-- The exercise --
Repeat each record exactly. Any picture gets left out.

== == ==

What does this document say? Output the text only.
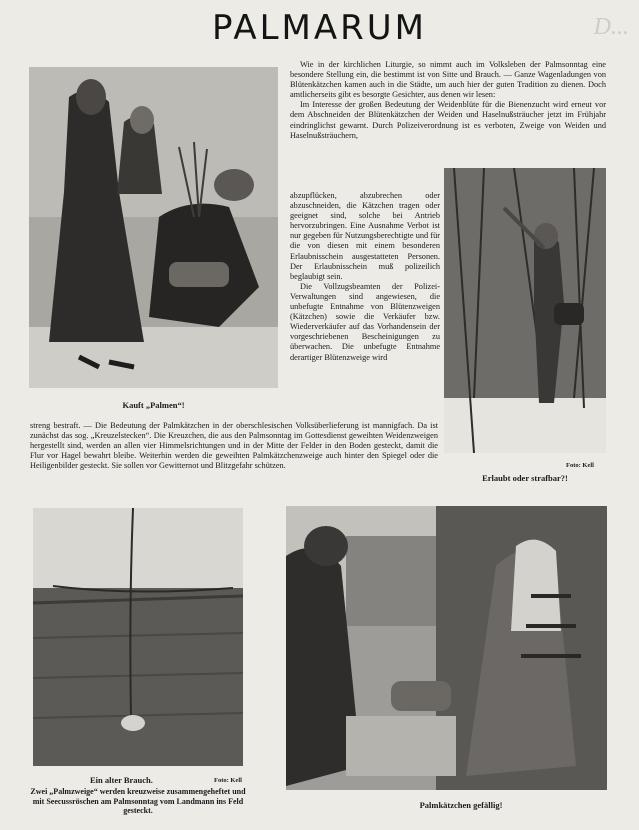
D...
PALMARUM
Kauft „Palmen“!
Foto: Kell
Erlaubt oder strafbar?!

Wie in der kirchlichen Liturgie, so nimmt auch im Volksleben der Palmsonntag eine besondere Stellung ein, die bestimmt ist von Sitte und Brauch. — Ganze Wagenladungen von Blütenkätzchen kamen auch in die Städte, um auch hier der guten Tradition zu dienen. Doch amtlicherseits gibt es besorgte Gesichter, aus denen wir lesen:

Im Interesse der großen Bedeutung der Weidenblüte für die Bienenzucht wird erneut vor dem Abschneiden der Blütenkätzchen der Weiden und Haselnußsträucher jetzt im Frühjahr eindringlichst gewarnt. Durch Polizeiverordnung ist es verboten, Zweige von Weiden und Haselnußsträuchern,

abzupflücken, abzubrechen oder abzuschneiden, die Kätzchen tragen oder geeignet sind, solche bei Antrieb hervorzubringen. Eine Ausnahme Verbot ist nur gegeben für Nutzungsberechtigte und für die von diesen mit einem besonderen Erlaubnisschein ausgestatteten Personen. Der Erlaubnisschein muß polizeilich beglaubigt sein.

Die Vollzugsbeamten der Polizei-Verwaltungen sind angewiesen, die unbefugte Entnahme von Blütenzweigen (Kätzchen) sowie die Verkäufer bzw. Wiederverkäufer auf das Vorhandensein der vorgeschriebenen Bescheinigungen zu überwachen. Die unbefugte Entnahme derartiger Blütenzweige wird

streng bestraft. — Die Bedeutung der Palmkätzchen in der oberschlesischen Volksüberlieferung ist mannigfach. Da ist zunächst das sog. „Kreuzelstecken“. Die Kreuzchen, die aus den Palmsonntag im Gottesdienst geweihten Weidenzweigen hergestellt sind, werden an allen vier Himmelsrichtungen und in der Mitte der Felder in den Boden gesteckt, damit die Flur vor Hagel bewahrt bleibe. Weiterhin werden die geweihten Palmkätzchenzweige auch hinter den Spiegel oder die Heiligenbilder gesteckt. Sie sollen vor Gewitternot und Blitzgefahr schützen.

Ein alter Brauch.	Foto: Kell
Zwei „Palmzweige“ werden kreuzweise zusammengeheftet und mit Seecussröschen am Palmsonntag vom Landmann ins Feld gesteckt.
Palmkätzchen gefällig!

== == ==

-- Task result --
What does this document say? Output the text only.
D...
PALMARUM
Kauft „Palmen“!
Foto: Kell
Erlaubt oder strafbar?!

Wie in der kirchlichen Liturgie, so nimmt auch im Volksleben der Palmsonntag eine besondere Stellung ein, die bestimmt ist von Sitte und Brauch. — Ganze Wagenladungen von Blütenkätzchen kamen auch in die Städte, um auch hier der guten Tradition zu dienen. Doch amtlicherseits gibt es besorgte Gesichter, aus denen wir lesen:

Im Interesse der großen Bedeutung der Weidenblüte für die Bienenzucht wird erneut vor dem Abschneiden der Blütenkätzchen der Weiden und Haselnußsträucher jetzt im Frühjahr eindringlichst gewarnt. Durch Polizeiverordnung ist es verboten, Zweige von Weiden und Haselnußsträuchern,

abzupflücken, abzubrechen oder abzuschneiden, die Kätzchen tragen oder geeignet sind, solche bei Antrieb hervorzubringen. Eine Ausnahme Verbot ist nur gegeben für Nutzungsberechtigte und für die von diesen mit einem besonderen Erlaubnisschein ausgestatteten Personen. Der Erlaubnisschein muß polizeilich beglaubigt sein.

Die Vollzugsbeamten der Polizei-Verwaltungen sind angewiesen, die unbefugte Entnahme von Blütenzweigen (Kätzchen) sowie die Verkäufer bzw. Wiederverkäufer auf das Vorhandensein der vorgeschriebenen Bescheinigungen zu überwachen. Die unbefugte Entnahme derartiger Blütenzweige wird

streng bestraft. — Die Bedeutung der Palmkätzchen in der oberschlesischen Volksüberlieferung ist mannigfach. Da ist zunächst das sog. „Kreuzelstecken“. Die Kreuzchen, die aus den Palmsonntag im Gottesdienst geweihten Weidenzweigen hergestellt sind, werden an allen vier Himmelsrichtungen und in der Mitte der Felder in den Boden gesteckt, damit die Flur vor Hagel bewahrt bleibe. Weiterhin werden die geweihten Palmkätzchenzweige auch hinter den Spiegel oder die Heiligenbilder gesteckt. Sie sollen vor Gewitternot und Blitzgefahr schützen.

Ein alter Brauch.	Foto: Kell
Zwei „Palmzweige“ werden kreuzweise zusammengeheftet und mit Seecussröschen am Palmsonntag vom Landmann ins Feld gesteckt.
Palmkätzchen gefällig!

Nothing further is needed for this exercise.